■ **Required task**: Filter the listing below, copying every line in which the word "السلام" appears.

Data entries

•••

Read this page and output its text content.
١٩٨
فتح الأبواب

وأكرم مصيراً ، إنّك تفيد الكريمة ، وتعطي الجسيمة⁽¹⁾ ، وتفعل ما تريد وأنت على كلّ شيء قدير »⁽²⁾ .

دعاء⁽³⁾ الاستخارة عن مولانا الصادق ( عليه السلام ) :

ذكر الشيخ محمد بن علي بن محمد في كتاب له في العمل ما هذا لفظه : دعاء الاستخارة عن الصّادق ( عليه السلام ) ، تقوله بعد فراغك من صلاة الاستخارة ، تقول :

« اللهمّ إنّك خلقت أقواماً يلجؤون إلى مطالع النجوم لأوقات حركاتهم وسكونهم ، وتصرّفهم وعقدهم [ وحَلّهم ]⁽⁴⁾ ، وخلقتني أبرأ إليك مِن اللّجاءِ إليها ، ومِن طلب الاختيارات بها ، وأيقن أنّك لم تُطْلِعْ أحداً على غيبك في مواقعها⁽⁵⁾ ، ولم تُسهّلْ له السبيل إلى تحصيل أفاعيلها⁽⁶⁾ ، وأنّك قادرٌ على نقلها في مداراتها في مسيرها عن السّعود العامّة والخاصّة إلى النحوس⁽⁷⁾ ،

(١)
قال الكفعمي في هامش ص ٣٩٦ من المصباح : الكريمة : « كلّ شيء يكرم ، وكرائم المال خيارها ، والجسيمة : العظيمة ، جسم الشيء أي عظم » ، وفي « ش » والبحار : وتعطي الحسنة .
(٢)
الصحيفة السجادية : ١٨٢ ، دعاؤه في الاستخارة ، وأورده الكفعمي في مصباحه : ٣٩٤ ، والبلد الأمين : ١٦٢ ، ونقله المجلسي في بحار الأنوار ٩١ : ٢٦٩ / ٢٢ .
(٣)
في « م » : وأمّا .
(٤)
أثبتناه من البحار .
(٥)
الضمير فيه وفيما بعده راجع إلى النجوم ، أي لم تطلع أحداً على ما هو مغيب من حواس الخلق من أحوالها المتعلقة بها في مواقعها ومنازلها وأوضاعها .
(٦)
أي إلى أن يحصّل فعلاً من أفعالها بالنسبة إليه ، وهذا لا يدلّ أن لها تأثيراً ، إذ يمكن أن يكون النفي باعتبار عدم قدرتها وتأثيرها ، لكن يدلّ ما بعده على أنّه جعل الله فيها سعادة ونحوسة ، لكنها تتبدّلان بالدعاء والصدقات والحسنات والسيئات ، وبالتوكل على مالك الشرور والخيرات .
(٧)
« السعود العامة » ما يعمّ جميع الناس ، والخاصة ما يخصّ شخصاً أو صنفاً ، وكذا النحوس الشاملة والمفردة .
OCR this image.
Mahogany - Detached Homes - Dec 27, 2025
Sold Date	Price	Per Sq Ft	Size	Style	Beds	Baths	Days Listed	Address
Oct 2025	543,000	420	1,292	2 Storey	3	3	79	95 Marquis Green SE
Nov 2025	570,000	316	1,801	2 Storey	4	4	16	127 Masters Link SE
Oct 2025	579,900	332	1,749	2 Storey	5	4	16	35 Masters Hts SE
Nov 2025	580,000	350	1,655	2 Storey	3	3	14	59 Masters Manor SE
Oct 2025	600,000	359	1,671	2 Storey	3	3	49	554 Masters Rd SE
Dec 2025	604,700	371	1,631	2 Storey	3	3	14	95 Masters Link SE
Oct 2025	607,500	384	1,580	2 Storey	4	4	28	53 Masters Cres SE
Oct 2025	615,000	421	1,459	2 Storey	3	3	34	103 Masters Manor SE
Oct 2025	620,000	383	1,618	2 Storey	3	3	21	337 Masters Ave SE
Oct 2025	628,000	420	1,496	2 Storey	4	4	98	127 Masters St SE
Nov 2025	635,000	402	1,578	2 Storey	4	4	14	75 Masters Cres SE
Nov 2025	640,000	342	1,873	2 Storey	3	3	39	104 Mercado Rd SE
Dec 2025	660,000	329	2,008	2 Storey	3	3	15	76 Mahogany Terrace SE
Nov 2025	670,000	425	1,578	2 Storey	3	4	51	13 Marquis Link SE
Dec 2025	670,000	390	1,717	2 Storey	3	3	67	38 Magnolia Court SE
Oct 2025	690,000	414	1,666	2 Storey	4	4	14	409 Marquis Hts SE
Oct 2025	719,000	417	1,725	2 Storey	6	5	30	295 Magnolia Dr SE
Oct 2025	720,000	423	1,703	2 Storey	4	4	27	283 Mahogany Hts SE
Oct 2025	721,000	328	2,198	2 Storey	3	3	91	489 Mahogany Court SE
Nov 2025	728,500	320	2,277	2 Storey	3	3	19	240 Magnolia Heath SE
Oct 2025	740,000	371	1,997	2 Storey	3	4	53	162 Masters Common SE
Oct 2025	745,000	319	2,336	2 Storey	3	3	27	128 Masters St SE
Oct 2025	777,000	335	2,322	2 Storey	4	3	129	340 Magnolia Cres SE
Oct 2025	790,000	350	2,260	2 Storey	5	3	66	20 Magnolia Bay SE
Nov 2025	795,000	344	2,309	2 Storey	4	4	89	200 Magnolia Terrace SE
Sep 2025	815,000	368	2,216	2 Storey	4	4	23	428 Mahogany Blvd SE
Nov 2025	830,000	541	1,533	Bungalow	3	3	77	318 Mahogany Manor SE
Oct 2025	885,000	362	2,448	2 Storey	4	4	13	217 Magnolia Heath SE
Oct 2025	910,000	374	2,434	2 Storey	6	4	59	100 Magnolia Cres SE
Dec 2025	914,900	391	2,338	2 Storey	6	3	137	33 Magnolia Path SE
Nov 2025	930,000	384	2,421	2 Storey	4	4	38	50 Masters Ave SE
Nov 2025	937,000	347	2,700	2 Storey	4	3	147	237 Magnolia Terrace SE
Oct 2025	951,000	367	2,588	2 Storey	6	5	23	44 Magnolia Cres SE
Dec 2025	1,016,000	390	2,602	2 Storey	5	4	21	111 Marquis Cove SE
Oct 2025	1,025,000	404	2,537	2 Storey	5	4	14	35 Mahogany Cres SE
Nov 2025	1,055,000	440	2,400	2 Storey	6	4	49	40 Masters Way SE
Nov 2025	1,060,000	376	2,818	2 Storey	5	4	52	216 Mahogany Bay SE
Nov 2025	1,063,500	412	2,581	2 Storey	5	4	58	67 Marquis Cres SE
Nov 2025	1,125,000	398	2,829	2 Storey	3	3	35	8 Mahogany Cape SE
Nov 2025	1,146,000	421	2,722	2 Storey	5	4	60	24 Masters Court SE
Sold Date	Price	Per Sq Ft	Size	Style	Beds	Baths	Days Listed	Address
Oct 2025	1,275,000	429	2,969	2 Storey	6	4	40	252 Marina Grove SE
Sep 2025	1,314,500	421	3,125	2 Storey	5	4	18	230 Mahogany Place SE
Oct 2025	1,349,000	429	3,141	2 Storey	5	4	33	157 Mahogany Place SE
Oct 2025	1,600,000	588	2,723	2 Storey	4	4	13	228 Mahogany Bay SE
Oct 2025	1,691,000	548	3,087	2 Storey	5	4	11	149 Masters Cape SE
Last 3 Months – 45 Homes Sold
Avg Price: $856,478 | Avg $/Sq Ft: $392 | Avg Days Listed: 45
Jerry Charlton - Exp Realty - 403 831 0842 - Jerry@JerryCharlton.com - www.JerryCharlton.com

•••

■ **Exercise output**:
دعاء⁽³⁾ الاستخارة عن مولانا الصادق ( عليه السلام ) :
ذكر الشيخ محمد بن علي بن محمد في كتاب له في العمل ما هذا لفظه : دعاء الاستخارة عن الصّادق ( عليه السلام ) ، تقوله بعد فراغك من صلاة الاستخارة ، تقول :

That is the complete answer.